== Document ==
####################

To be honest, I stopped reading your posts a while ago.
I do not follow you MOST of the time.

I just assumed you wanted to only reach out to people who think or write like you, and not try to express a point with details and take a few sentences, not assume people understand the back story you are using for your point or question.

You make lots of general sweeping statements and then wonder why people in general may not approach you in the best manner.

Now before anyone gets upset, I and probably some others I would not know how many, have made some posts short on data or sentences in a hurry, or under frustration or with lots of other distractions going on around them in the real world. So, my point was not to attack you or write that you are doing anything wrong, only to point my opinion and if you choose to maybe try to engage in a different manner. Only if you think it will help with your points.

As to teaching in class, I will sometimes give a reference or comparison with college or grad school terms, and then I will also say it again in HS and maybe 8th/9th grade terms as well.

I have been told once that it bothered a person as they got it the first time and that I was treating them like an ignorant child. (* Their words not mine *). I explained that if I speak I may use vocabulary or references that educated normal / average people might not get or understand. So I then change it and and once again. Three times the charm.

####################

== Extracted data entries ==
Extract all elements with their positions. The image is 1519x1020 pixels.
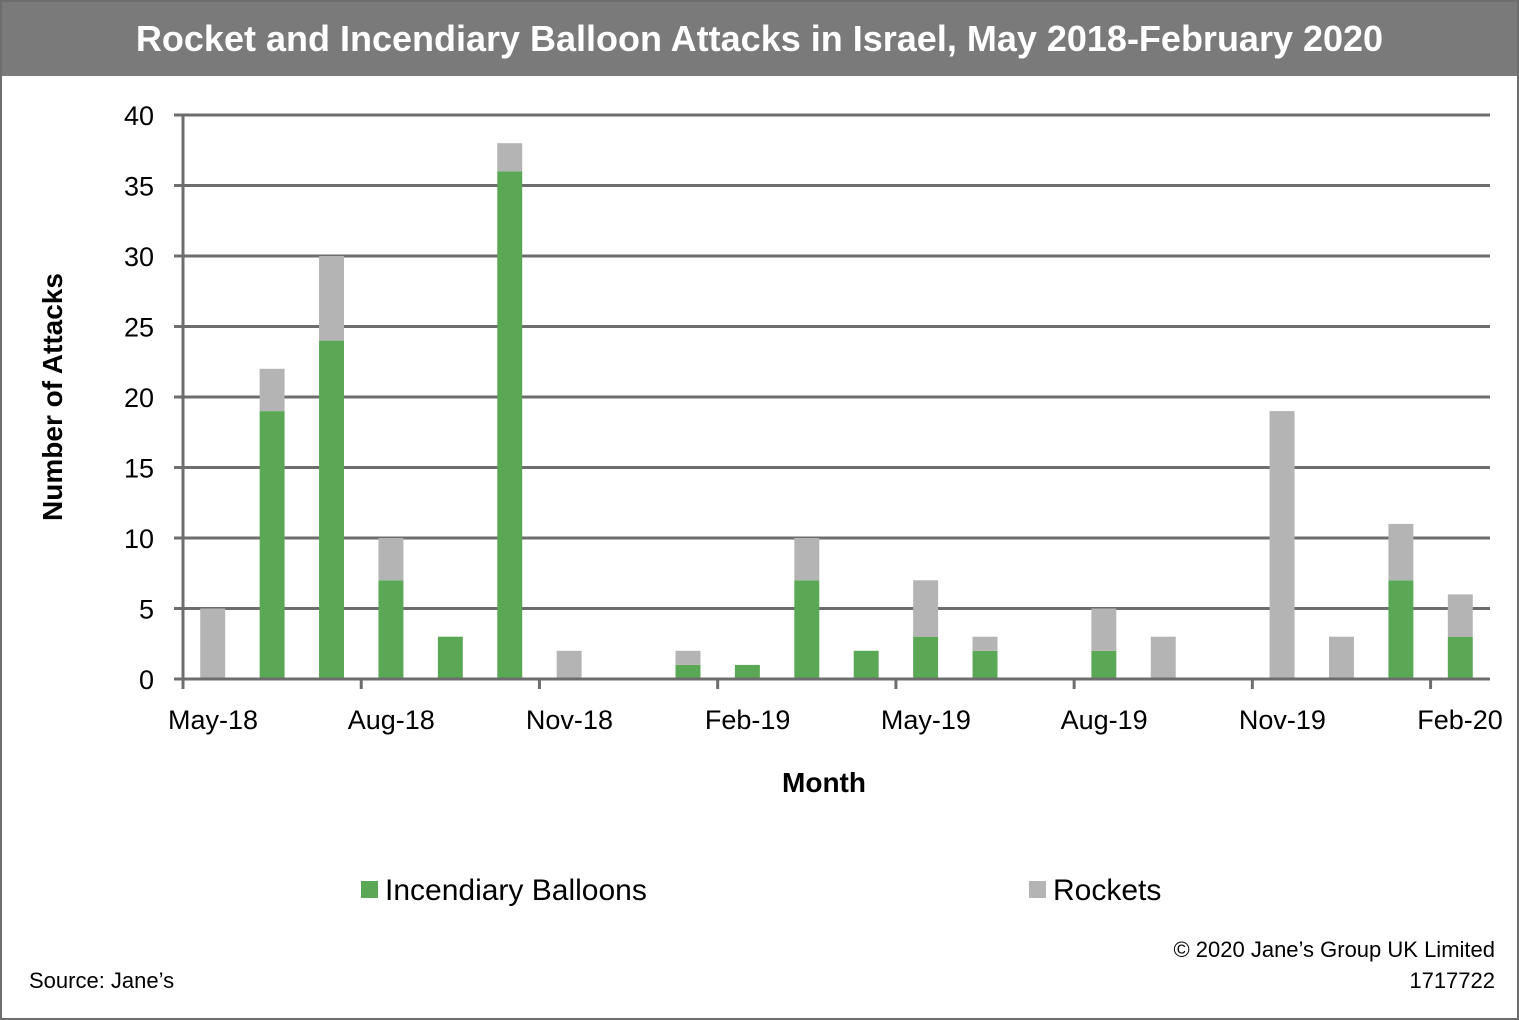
x-tick-label: Nov-18	[526, 705, 613, 735]
bar-rockets	[1150, 636, 1176, 679]
bar-balloons	[497, 171, 523, 679]
y-axis-title: Number of Attacks	[37, 273, 68, 521]
bar-rockets	[1388, 523, 1414, 581]
axes	[174, 115, 1490, 688]
y-tick-label: 35	[124, 172, 154, 202]
legend-swatch-balloons	[361, 881, 378, 898]
x-tick-label: May-18	[168, 705, 258, 735]
bar-rockets	[1269, 411, 1295, 679]
y-tick-label: 5	[139, 595, 154, 625]
title-bar: Rocket and Incendiary Balloon Attacks in…	[2, 2, 1517, 76]
bar-balloons	[913, 636, 939, 679]
bar-rockets	[259, 368, 285, 412]
source-text: Source: Jane’s	[29, 968, 175, 993]
bar-rockets	[497, 143, 523, 172]
bar-balloons	[734, 664, 760, 679]
x-tick-label: May-19	[881, 705, 971, 735]
bar-rockets	[200, 608, 226, 679]
bar-balloons	[972, 650, 998, 679]
bars	[200, 143, 1473, 679]
y-tick-label: 15	[124, 454, 154, 484]
bar-rockets	[319, 256, 344, 341]
bar-balloons	[319, 340, 344, 679]
y-tick-label: 30	[124, 242, 154, 272]
bar-rockets	[1091, 608, 1117, 651]
y-tick-label: 20	[124, 383, 154, 413]
bar-rockets	[556, 650, 582, 679]
x-tick-label: Aug-19	[1061, 705, 1148, 735]
copyright-text: © 2020 Jane’s Group UK Limited	[1173, 937, 1495, 962]
bar-balloons	[1447, 636, 1473, 679]
bar-balloons	[437, 636, 463, 679]
gridlines	[174, 113, 1490, 610]
legend-label-rockets: Rockets	[1053, 874, 1161, 907]
bar-balloons	[794, 580, 820, 679]
bar-rockets	[794, 538, 820, 581]
x-tick-label: Nov-19	[1239, 705, 1326, 735]
x-axis-title: Month	[782, 767, 866, 798]
bar-rockets	[675, 650, 701, 665]
bar-rockets	[1447, 594, 1473, 637]
y-tick-label: 40	[124, 101, 154, 131]
bar-rockets	[1329, 636, 1354, 679]
x-tick-label: Feb-19	[705, 705, 791, 735]
x-tick-label: Feb-20	[1417, 705, 1503, 735]
bar-rockets	[972, 636, 998, 651]
figure-id: 1717722	[1409, 968, 1495, 993]
bar-balloons	[1388, 580, 1414, 679]
bar-rockets	[913, 580, 939, 637]
bar-balloons	[1091, 650, 1117, 679]
y-tick-label: 0	[139, 665, 154, 695]
y-tick-label: 10	[124, 524, 154, 554]
bar-rockets	[378, 538, 404, 581]
bar-balloons	[378, 580, 404, 679]
legend: Incendiary Balloons Rockets	[361, 874, 1161, 907]
bar-balloons	[675, 664, 701, 679]
y-axis-ticks: 0 5 10 15 20 25 30 35 40	[124, 101, 154, 695]
x-tick-label: Aug-18	[348, 705, 435, 735]
y-tick-label: 25	[124, 313, 154, 343]
legend-swatch-rockets	[1029, 881, 1046, 898]
x-axis-ticks: May-18 Aug-18 Nov-18 Feb-19 May-19 Aug-19 Nov-…	[168, 679, 1503, 735]
bar-balloons	[853, 650, 879, 679]
chart-title: Rocket and Incendiary Balloon Attacks in…	[135, 18, 1384, 59]
bar-balloons	[259, 411, 285, 679]
legend-label-balloons: Incendiary Balloons	[385, 874, 647, 907]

####################

== Tasks for this exercise ==
1 > Quote the part of the forum post that opens with the words containing "As to teaching" and closes with "terms as well.".
2 > Decide whether each statement agrees with the forum post, answering yes or no and quoting the words that settle it.
(a) The writer says the other person makes lots of general sweeping statements.
(b) The writer says the point was to attack the other person.
(c) Someone once told the writer they felt treated like an ignorant child.
3 > Answer these questions from the forum post.
(a) How much of the time does the writer say they do not follow the other person?
(b) Besides college or grad school terms, in what terms does the writer restate a point in class?
(c) How many times does the writer call "the charm"?

== Responses to the exercise ==
1 >
As to teaching in class, I will sometimes give a reference or comparison with college or grad school terms, and then I will also say it again in HS and maybe 8th/9th grade terms as well.

2 >
(a) Yes: "You make lots of general sweeping statements"
(b) No: "my point was not to attack you"
(c) Yes: "I have been told once that it bothered a person as they got it the first time and that I was treating them like an ignorant child"

3 >
(a) MOST of the time
(b) HS and maybe 8th/9th grade terms
(c) Three times